Problem statement> Every line of the data must be copied exactly.

Provided records>
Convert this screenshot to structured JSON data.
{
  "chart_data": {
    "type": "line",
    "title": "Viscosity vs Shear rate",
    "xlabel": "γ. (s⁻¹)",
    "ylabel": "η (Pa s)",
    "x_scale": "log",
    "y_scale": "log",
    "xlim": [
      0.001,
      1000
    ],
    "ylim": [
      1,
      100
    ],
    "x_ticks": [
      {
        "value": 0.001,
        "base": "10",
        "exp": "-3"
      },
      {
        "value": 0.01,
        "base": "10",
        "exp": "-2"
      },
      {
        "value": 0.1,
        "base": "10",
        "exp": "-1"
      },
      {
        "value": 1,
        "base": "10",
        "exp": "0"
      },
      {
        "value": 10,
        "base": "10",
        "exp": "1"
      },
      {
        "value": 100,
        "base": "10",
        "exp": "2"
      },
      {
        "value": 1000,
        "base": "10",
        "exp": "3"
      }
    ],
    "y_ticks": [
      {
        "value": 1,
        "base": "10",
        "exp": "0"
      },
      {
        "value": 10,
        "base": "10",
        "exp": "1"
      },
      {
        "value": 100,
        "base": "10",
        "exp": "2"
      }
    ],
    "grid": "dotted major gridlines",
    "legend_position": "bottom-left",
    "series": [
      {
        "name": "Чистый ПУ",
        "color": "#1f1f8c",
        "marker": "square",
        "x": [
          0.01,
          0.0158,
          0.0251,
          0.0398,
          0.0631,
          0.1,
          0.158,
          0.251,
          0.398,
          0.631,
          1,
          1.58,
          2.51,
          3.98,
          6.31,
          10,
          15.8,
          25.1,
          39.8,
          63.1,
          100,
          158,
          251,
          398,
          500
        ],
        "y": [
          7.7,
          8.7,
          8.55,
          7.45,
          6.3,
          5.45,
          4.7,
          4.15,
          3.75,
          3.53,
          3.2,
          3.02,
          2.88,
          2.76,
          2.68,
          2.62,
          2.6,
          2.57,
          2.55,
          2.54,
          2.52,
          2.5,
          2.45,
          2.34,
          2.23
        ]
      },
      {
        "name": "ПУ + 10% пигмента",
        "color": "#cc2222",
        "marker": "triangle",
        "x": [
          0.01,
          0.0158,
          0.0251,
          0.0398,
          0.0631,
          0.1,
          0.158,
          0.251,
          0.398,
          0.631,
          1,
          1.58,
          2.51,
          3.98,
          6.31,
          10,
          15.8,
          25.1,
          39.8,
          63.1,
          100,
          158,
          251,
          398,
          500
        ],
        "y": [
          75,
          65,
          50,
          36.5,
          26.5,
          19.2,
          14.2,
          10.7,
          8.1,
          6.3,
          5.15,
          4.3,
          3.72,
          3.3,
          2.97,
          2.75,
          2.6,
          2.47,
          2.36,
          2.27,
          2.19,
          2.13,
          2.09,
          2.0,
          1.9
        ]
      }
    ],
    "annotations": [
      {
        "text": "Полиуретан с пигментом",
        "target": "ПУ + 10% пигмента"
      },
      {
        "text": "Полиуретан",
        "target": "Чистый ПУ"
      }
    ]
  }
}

Exercise answer>
Convert this screenshot to structured JSON data.
{
  "chart_data": {
    "type": "line",
    "title": "Viscosity vs Shear rate",
    "xlabel": "γ. (s⁻¹)",
    "ylabel": "η (Pa s)",
    "x_scale": "log",
    "y_scale": "log",
    "xlim": [
      0.001,
      1000
    ],
    "ylim": [
      1,
      100
    ],
    "x_ticks": [
      {
        "value": 0.001,
        "base": "10",
        "exp": "-3"
      },
      {
        "value": 0.01,
        "base": "10",
        "exp": "-2"
      },
      {
        "value": 0.1,
        "base": "10",
        "exp": "-1"
      },
      {
        "value": 1,
        "base": "10",
        "exp": "0"
      },
      {
        "value": 10,
        "base": "10",
        "exp": "1"
      },
      {
        "value": 100,
        "base": "10",
        "exp": "2"
      },
      {
        "value": 1000,
        "base": "10",
        "exp": "3"
      }
    ],
    "y_ticks": [
      {
        "value": 1,
        "base": "10",
        "exp": "0"
      },
      {
        "value": 10,
        "base": "10",
        "exp": "1"
      },
      {
        "value": 100,
        "base": "10",
        "exp": "2"
      }
    ],
    "grid": "dotted major gridlines",
    "legend_position": "bottom-left",
    "series": [
      {
        "name": "Чистый ПУ",
        "color": "#1f1f8c",
        "marker": "square",
        "x": [
          0.01,
          0.0158,
          0.0251,
          0.0398,
          0.0631,
          0.1,
          0.158,
          0.251,
          0.398,
          0.631,
          1,
          1.58,
          2.51,
          3.98,
          6.31,
          10,
          15.8,
          25.1,
          39.8,
          63.1,
          100,
          158,
          251,
          398,
          500
        ],
        "y": [
          7.7,
          8.7,
          8.55,
          7.45,
          6.3,
          5.45,
          4.7,
          4.15,
          3.75,
          3.53,
          3.2,
          3.02,
          2.88,
          2.76,
          2.68,
          2.62,
          2.6,
          2.57,
          2.55,
          2.54,
          2.52,
          2.5,
          2.45,
          2.34,
          2.23
        ]
      },
      {
        "name": "ПУ + 10% пигмента",
        "color": "#cc2222",
        "marker": "triangle",
        "x": [
          0.01,
          0.0158,
          0.0251,
          0.0398,
          0.0631,
          0.1,
          0.158,
          0.251,
          0.398,
          0.631,
          1,
          1.58,
          2.51,
          3.98,
          6.31,
          10,
          15.8,
          25.1,
          39.8,
          63.1,
          100,
          158,
          251,
          398,
          500
        ],
        "y": [
          75,
          65,
          50,
          36.5,
          26.5,
          19.2,
          14.2,
          10.7,
          8.1,
          6.3,
          5.15,
          4.3,
          3.72,
          3.3,
          2.97,
          2.75,
          2.6,
          2.47,
          2.36,
          2.27,
          2.19,
          2.13,
          2.09,
          2.0,
          1.9
        ]
      }
    ],
    "annotations": [
      {
        "text": "Полиуретан с пигментом",
        "target": "ПУ + 10% пигмента"
      },
      {
        "text": "Полиуретан",
        "target": "Чистый ПУ"
      }
    ]
  }
}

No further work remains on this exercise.